>> BEGIN

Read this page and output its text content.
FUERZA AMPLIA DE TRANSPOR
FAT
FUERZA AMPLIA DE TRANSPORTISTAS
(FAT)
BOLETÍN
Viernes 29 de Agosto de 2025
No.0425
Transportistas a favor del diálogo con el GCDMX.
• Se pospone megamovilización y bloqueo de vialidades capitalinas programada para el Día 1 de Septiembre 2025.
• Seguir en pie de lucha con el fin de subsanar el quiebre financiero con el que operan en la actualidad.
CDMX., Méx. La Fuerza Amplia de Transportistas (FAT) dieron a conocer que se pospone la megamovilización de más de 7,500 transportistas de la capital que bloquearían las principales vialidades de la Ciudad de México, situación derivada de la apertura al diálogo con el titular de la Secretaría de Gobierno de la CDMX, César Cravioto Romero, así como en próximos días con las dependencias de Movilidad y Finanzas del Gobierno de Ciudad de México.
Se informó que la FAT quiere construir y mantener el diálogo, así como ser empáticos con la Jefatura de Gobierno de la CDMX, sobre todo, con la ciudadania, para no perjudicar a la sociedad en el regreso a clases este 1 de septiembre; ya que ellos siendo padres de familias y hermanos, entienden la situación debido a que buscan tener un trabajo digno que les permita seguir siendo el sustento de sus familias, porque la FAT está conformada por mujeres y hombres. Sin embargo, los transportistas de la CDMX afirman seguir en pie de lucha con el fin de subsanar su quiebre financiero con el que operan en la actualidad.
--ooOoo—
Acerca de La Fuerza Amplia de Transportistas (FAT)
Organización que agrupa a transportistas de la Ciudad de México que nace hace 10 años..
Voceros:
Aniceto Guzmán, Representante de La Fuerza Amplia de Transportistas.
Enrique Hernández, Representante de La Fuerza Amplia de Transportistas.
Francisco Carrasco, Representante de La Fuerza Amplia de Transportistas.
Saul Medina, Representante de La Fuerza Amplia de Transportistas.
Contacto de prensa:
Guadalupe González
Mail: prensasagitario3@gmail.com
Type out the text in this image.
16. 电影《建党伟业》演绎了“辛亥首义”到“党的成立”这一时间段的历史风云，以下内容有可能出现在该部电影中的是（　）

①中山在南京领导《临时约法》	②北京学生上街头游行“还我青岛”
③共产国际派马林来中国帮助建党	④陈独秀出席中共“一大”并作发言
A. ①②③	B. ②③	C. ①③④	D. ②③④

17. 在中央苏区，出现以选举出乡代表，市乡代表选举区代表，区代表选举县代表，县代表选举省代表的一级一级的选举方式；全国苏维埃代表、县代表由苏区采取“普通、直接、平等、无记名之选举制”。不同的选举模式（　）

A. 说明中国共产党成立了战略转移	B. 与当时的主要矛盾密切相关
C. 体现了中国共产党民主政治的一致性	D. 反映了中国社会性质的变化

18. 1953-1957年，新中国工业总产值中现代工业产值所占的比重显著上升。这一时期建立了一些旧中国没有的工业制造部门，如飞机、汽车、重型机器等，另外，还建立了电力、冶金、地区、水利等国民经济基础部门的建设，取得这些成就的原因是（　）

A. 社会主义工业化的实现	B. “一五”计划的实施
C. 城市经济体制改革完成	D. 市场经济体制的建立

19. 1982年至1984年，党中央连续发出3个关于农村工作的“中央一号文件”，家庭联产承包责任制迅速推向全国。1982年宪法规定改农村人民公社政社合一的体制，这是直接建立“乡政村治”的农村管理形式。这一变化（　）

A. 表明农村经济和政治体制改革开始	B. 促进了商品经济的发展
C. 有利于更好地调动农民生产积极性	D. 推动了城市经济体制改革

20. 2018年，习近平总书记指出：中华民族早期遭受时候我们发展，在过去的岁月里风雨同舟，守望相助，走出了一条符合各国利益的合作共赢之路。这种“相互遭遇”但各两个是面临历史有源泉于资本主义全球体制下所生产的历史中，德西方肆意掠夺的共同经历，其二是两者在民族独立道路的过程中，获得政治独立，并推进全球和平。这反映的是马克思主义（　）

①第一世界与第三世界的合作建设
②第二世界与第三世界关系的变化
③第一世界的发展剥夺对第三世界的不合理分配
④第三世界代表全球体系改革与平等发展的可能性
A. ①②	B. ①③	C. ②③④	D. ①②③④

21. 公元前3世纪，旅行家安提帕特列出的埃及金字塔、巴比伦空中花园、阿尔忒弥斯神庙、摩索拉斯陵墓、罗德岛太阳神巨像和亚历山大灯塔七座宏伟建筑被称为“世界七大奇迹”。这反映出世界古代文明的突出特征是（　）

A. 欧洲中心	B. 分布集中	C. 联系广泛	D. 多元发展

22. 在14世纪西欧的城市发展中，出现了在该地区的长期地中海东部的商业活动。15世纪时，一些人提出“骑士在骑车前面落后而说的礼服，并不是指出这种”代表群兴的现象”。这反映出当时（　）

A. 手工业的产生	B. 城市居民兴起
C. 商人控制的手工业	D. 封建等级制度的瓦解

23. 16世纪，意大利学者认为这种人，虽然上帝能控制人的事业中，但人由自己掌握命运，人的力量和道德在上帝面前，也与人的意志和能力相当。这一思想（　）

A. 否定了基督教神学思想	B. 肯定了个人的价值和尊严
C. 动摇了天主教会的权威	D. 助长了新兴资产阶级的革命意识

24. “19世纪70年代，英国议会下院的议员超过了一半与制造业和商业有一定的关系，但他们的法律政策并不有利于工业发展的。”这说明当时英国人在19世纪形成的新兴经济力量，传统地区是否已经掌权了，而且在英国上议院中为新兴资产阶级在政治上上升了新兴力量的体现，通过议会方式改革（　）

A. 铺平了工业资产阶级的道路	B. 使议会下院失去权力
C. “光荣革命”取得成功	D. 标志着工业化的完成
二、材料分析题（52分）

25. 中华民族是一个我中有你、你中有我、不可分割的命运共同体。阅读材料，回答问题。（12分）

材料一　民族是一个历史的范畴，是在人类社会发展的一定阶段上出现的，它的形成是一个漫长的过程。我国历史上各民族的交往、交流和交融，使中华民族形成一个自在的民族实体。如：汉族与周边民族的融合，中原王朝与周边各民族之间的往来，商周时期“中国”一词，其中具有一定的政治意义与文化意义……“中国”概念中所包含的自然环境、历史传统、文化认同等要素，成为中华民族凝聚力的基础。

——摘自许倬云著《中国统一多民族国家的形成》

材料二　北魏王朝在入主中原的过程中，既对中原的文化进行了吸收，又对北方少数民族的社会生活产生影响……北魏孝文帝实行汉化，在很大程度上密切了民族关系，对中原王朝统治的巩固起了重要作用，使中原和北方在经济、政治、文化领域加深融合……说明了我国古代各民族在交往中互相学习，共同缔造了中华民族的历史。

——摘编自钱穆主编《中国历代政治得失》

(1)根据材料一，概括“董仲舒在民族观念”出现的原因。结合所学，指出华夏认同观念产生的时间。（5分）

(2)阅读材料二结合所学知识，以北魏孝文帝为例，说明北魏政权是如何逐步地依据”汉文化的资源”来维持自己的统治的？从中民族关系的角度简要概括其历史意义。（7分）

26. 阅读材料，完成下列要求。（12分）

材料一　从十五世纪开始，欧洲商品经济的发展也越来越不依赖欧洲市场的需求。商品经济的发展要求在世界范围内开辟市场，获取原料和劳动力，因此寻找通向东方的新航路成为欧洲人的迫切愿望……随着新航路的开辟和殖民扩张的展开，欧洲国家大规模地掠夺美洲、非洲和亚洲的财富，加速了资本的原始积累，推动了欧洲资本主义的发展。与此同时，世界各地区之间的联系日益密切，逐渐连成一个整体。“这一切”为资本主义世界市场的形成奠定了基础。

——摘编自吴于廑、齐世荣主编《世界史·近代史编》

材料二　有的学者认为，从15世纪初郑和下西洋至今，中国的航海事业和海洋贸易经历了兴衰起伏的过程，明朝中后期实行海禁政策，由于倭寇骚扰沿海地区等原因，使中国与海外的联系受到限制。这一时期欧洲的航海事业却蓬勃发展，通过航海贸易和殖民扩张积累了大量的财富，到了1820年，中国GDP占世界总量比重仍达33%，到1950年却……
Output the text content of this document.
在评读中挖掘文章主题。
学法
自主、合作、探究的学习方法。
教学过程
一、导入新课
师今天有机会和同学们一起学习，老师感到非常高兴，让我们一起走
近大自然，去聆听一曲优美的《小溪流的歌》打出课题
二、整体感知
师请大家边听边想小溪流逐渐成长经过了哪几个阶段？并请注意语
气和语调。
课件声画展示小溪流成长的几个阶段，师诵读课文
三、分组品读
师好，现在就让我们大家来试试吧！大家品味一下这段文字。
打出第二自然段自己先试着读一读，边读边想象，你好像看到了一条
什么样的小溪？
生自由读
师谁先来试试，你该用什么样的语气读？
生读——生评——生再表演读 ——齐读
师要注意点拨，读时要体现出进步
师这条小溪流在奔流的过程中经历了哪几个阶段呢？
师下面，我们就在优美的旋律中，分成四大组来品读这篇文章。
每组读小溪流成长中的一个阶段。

>> END

DIRECTIONS
Report the number of lines in the listing above that include the word "quiebre", and nothing else.

WRITTEN ANSWER
2